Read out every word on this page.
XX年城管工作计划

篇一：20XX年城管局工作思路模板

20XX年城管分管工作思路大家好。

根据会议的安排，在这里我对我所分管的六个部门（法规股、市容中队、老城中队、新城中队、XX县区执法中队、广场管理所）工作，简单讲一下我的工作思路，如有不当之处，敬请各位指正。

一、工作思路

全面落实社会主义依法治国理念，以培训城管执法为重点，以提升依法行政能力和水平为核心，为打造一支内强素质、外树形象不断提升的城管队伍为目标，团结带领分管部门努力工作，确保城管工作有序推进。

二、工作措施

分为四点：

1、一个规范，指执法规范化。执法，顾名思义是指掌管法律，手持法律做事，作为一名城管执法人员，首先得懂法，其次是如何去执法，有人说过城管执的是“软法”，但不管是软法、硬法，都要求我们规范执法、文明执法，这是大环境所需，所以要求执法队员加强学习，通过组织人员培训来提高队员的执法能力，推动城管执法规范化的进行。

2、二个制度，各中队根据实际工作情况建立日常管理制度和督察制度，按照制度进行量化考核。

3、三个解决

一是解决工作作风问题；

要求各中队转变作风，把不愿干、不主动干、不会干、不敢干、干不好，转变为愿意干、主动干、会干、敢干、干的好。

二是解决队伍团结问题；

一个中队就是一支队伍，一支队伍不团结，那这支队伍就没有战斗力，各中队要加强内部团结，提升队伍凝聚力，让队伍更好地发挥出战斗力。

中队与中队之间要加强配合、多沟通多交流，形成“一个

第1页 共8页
* * *
## What you are asked to do
From the records above, extract every entry exactly as given.

## Exercise response
Read out every word on this page.
XX年城管工作计划

篇一：20XX年城管局工作思路模板

20XX年城管分管工作思路大家好。

根据会议的安排，在这里我对我所分管的六个部门（法规股、市容中队、老城中队、新城中队、XX县区执法中队、广场管理所）工作，简单讲一下我的工作思路，如有不当之处，敬请各位指正。

一、工作思路

全面落实社会主义依法治国理念，以培训城管执法为重点，以提升依法行政能力和水平为核心，为打造一支内强素质、外树形象不断提升的城管队伍为目标，团结带领分管部门努力工作，确保城管工作有序推进。

二、工作措施

分为四点：

1、一个规范，指执法规范化。执法，顾名思义是指掌管法律，手持法律做事，作为一名城管执法人员，首先得懂法，其次是如何去执法，有人说过城管执的是“软法”，但不管是软法、硬法，都要求我们规范执法、文明执法，这是大环境所需，所以要求执法队员加强学习，通过组织人员培训来提高队员的执法能力，推动城管执法规范化的进行。

2、二个制度，各中队根据实际工作情况建立日常管理制度和督察制度，按照制度进行量化考核。

3、三个解决

一是解决工作作风问题；

要求各中队转变作风，把不愿干、不主动干、不会干、不敢干、干不好，转变为愿意干、主动干、会干、敢干、干的好。

二是解决队伍团结问题；

一个中队就是一支队伍，一支队伍不团结，那这支队伍就没有战斗力，各中队要加强内部团结，提升队伍凝聚力，让队伍更好地发挥出战斗力。

中队与中队之间要加强配合、多沟通多交流，形成“一个

第1页 共8页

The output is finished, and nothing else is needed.